* **INSTRUCTIONS TO FOLLOW**
Exactly as written, print each record in the listing.

Dataset excerpt
-- begin --

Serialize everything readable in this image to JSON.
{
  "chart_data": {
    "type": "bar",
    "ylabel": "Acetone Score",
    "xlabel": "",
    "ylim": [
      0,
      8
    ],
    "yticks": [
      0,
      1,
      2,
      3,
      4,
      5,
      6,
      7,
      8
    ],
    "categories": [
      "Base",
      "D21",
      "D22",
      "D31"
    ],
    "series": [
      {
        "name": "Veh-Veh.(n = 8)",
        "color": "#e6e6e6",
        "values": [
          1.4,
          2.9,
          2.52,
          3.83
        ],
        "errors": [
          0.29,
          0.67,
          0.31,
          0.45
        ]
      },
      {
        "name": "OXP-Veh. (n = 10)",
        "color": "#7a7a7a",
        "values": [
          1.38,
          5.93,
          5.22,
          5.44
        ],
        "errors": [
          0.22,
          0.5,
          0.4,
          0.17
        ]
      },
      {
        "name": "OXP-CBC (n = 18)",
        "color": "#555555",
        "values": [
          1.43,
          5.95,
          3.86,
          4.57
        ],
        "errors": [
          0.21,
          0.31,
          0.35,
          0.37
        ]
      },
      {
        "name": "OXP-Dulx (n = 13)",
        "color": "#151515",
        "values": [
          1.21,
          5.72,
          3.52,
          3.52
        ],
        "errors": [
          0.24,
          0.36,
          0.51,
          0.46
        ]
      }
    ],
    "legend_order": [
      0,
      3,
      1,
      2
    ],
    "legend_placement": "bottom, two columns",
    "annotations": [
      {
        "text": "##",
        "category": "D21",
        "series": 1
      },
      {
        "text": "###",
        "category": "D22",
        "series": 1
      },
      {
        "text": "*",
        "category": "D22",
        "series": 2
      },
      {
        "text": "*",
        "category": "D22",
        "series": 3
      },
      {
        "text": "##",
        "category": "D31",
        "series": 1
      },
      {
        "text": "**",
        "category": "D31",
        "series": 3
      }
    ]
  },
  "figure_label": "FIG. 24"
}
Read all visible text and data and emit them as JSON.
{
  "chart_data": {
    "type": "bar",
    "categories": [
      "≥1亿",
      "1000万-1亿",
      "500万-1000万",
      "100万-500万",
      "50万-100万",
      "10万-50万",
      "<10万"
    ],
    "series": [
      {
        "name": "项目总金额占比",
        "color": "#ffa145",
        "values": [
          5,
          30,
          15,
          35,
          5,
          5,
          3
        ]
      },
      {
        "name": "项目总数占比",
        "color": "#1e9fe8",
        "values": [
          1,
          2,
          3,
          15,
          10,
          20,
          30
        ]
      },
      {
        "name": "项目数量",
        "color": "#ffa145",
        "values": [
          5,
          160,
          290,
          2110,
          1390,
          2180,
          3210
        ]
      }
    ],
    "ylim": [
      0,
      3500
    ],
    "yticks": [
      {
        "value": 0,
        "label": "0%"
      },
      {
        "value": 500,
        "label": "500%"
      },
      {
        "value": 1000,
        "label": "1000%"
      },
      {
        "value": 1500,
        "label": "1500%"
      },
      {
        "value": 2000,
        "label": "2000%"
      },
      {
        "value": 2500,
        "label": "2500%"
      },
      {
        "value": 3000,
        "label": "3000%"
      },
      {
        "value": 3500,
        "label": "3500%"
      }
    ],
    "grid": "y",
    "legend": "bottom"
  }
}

-- end --

* **REPLY TO THE TASK**
Serialize everything readable in this image to JSON.
{
  "chart_data": {
    "type": "bar",
    "ylabel": "Acetone Score",
    "xlabel": "",
    "ylim": [
      0,
      8
    ],
    "yticks": [
      0,
      1,
      2,
      3,
      4,
      5,
      6,
      7,
      8
    ],
    "categories": [
      "Base",
      "D21",
      "D22",
      "D31"
    ],
    "series": [
      {
        "name": "Veh-Veh.(n = 8)",
        "color": "#e6e6e6",
        "values": [
          1.4,
          2.9,
          2.52,
          3.83
        ],
        "errors": [
          0.29,
          0.67,
          0.31,
          0.45
        ]
      },
      {
        "name": "OXP-Veh. (n = 10)",
        "color": "#7a7a7a",
        "values": [
          1.38,
          5.93,
          5.22,
          5.44
        ],
        "errors": [
          0.22,
          0.5,
          0.4,
          0.17
        ]
      },
      {
        "name": "OXP-CBC (n = 18)",
        "color": "#555555",
        "values": [
          1.43,
          5.95,
          3.86,
          4.57
        ],
        "errors": [
          0.21,
          0.31,
          0.35,
          0.37
        ]
      },
      {
        "name": "OXP-Dulx (n = 13)",
        "color": "#151515",
        "values": [
          1.21,
          5.72,
          3.52,
          3.52
        ],
        "errors": [
          0.24,
          0.36,
          0.51,
          0.46
        ]
      }
    ],
    "legend_order": [
      0,
      3,
      1,
      2
    ],
    "legend_placement": "bottom, two columns",
    "annotations": [
      {
        "text": "##",
        "category": "D21",
        "series": 1
      },
      {
        "text": "###",
        "category": "D22",
        "series": 1
      },
      {
        "text": "*",
        "category": "D22",
        "series": 2
      },
      {
        "text": "*",
        "category": "D22",
        "series": 3
      },
      {
        "text": "##",
        "category": "D31",
        "series": 1
      },
      {
        "text": "**",
        "category": "D31",
        "series": 3
      }
    ]
  },
  "figure_label": "FIG. 24"
}
Read all visible text and data and emit them as JSON.
{
  "chart_data": {
    "type": "bar",
    "categories": [
      "≥1亿",
      "1000万-1亿",
      "500万-1000万",
      "100万-500万",
      "50万-100万",
      "10万-50万",
      "<10万"
    ],
    "series": [
      {
        "name": "项目总金额占比",
        "color": "#ffa145",
        "values": [
          5,
          30,
          15,
          35,
          5,
          5,
          3
        ]
      },
      {
        "name": "项目总数占比",
        "color": "#1e9fe8",
        "values": [
          1,
          2,
          3,
          15,
          10,
          20,
          30
        ]
      },
      {
        "name": "项目数量",
        "color": "#ffa145",
        "values": [
          5,
          160,
          290,
          2110,
          1390,
          2180,
          3210
        ]
      }
    ],
    "ylim": [
      0,
      3500
    ],
    "yticks": [
      {
        "value": 0,
        "label": "0%"
      },
      {
        "value": 500,
        "label": "500%"
      },
      {
        "value": 1000,
        "label": "1000%"
      },
      {
        "value": 1500,
        "label": "1500%"
      },
      {
        "value": 2000,
        "label": "2000%"
      },
      {
        "value": 2500,
        "label": "2500%"
      },
      {
        "value": 3000,
        "label": "3000%"
      },
      {
        "value": 3500,
        "label": "3500%"
      }
    ],
    "grid": "y",
    "legend": "bottom"
  }
}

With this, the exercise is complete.